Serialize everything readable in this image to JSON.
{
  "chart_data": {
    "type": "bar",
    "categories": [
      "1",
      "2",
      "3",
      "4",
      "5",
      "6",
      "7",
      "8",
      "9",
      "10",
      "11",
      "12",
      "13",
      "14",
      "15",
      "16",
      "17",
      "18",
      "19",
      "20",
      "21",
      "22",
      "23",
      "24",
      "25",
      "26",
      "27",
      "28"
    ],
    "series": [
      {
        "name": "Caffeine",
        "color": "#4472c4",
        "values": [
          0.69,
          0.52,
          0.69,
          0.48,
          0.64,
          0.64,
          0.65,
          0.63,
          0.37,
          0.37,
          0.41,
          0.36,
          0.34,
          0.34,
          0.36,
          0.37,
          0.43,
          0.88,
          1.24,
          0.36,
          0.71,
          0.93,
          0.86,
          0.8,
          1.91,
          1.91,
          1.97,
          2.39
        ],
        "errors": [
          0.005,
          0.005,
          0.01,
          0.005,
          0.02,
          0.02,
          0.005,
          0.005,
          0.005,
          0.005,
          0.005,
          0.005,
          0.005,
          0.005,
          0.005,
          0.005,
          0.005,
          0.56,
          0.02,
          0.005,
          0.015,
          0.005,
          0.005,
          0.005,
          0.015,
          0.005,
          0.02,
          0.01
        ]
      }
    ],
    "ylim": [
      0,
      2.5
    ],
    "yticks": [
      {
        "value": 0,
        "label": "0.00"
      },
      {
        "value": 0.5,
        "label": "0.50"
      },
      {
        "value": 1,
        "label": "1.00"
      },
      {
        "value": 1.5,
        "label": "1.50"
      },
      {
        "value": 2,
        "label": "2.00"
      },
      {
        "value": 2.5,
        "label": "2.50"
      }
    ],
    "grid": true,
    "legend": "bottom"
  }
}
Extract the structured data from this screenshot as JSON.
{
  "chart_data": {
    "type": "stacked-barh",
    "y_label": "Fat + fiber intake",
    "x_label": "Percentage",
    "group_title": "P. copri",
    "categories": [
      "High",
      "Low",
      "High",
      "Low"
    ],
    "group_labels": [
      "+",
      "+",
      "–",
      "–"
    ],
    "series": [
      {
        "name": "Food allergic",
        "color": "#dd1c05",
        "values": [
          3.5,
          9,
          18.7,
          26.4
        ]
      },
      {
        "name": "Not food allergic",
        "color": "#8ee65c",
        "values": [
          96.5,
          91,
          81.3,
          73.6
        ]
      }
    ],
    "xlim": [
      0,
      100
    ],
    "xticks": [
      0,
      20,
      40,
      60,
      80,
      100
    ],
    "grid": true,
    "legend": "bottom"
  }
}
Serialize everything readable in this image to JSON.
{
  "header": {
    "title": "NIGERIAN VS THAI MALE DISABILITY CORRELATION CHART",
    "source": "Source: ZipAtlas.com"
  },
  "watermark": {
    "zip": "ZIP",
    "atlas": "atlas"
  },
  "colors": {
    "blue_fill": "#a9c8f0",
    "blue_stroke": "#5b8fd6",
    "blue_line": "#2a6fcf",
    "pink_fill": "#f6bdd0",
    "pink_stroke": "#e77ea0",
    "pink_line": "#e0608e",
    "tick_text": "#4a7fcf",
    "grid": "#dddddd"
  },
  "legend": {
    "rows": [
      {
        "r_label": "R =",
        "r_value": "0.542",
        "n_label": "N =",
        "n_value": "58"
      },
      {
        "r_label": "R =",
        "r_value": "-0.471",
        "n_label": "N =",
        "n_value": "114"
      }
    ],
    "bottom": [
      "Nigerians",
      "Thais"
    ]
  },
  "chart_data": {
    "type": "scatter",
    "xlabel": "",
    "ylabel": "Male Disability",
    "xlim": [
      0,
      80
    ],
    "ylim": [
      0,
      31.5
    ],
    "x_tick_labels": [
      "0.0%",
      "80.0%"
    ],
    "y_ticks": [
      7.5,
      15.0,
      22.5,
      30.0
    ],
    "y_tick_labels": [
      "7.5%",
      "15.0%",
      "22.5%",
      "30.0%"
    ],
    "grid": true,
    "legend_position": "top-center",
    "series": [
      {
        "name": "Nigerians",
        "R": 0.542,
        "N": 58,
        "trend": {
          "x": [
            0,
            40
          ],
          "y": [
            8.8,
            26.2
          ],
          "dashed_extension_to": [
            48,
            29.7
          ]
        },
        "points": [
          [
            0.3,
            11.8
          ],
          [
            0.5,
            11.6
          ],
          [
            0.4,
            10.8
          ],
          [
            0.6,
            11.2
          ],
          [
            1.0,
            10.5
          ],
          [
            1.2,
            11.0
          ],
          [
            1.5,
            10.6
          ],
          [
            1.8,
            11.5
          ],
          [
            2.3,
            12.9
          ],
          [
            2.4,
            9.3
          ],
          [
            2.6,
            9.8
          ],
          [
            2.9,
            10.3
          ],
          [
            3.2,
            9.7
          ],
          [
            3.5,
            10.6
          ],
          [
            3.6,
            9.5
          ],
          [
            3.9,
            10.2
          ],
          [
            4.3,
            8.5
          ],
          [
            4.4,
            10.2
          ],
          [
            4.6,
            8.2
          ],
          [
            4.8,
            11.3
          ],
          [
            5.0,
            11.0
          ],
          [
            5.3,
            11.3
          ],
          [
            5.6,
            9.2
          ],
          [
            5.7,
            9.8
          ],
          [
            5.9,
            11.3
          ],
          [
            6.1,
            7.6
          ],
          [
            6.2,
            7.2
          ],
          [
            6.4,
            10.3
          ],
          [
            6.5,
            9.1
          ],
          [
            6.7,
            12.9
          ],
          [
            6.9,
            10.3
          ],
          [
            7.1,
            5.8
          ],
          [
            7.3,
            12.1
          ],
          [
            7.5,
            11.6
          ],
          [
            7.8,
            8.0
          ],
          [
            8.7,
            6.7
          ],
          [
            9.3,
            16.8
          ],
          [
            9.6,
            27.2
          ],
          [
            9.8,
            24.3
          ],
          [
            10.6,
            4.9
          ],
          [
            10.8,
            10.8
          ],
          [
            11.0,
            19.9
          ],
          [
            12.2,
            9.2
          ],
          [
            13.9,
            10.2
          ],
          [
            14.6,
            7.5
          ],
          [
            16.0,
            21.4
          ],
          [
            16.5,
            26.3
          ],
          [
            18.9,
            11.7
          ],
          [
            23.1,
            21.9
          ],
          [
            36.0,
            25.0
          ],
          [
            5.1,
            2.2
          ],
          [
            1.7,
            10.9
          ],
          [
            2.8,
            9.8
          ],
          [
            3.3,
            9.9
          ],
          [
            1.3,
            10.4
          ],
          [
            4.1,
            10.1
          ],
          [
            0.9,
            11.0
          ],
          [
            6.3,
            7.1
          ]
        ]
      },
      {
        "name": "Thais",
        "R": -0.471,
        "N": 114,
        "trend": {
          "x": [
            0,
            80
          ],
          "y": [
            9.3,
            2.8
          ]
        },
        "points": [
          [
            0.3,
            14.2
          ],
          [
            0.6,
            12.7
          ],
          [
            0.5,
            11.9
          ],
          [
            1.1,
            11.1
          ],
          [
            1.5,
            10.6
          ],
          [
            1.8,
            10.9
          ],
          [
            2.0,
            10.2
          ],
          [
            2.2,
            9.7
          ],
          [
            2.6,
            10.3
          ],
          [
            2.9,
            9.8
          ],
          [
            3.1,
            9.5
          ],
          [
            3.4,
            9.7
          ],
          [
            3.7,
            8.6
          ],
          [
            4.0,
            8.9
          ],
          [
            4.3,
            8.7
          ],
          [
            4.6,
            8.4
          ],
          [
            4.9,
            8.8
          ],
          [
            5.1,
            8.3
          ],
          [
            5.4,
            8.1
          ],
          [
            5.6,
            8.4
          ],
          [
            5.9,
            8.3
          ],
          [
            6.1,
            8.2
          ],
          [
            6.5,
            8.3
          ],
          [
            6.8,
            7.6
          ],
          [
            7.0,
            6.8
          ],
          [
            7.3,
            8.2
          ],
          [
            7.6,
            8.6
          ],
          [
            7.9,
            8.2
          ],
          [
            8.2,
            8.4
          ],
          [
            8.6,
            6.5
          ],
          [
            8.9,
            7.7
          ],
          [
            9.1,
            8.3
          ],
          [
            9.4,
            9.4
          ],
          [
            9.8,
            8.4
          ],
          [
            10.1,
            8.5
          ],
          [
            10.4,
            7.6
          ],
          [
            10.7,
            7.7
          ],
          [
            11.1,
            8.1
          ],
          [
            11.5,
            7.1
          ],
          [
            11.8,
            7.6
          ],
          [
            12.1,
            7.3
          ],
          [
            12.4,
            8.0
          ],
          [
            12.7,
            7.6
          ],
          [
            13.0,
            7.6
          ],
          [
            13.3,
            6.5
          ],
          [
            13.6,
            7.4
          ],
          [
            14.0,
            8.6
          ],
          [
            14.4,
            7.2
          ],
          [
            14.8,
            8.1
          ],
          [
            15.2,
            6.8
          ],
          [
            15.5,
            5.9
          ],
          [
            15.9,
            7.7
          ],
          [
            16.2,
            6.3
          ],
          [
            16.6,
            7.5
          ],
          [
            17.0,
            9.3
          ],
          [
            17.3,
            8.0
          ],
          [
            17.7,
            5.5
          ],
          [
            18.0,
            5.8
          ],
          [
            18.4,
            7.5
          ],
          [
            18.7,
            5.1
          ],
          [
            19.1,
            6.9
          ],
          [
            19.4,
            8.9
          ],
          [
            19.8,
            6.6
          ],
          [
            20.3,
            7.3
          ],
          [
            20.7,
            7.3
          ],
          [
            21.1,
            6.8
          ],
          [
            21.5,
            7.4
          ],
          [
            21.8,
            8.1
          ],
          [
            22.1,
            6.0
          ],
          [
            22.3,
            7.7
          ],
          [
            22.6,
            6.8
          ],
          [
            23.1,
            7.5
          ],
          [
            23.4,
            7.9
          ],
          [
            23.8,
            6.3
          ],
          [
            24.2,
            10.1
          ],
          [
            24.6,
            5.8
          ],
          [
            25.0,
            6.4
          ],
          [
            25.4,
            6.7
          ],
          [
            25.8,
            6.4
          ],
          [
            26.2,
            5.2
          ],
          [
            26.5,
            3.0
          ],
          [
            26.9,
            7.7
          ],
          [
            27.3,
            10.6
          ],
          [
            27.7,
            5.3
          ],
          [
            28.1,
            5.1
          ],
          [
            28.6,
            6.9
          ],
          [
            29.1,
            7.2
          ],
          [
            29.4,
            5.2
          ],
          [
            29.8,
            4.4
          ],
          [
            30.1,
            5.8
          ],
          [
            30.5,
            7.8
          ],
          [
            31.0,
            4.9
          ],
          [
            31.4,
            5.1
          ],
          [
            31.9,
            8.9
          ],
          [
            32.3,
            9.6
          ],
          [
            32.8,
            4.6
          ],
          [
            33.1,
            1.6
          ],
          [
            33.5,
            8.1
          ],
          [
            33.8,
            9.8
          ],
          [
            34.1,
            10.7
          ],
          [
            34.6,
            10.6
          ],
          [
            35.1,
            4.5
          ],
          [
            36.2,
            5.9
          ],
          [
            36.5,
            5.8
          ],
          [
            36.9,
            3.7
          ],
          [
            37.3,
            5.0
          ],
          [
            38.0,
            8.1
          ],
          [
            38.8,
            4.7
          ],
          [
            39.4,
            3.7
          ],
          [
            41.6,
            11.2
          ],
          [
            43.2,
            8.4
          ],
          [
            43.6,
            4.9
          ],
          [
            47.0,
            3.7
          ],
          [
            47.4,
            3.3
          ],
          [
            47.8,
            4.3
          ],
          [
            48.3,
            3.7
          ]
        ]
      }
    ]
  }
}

* _DIRECTION_: Return every line from the records above that holds the word "allergic".

* _WRITTEN ANSWER_:
        "name": "Food allergic",
        "name": "Not food allergic",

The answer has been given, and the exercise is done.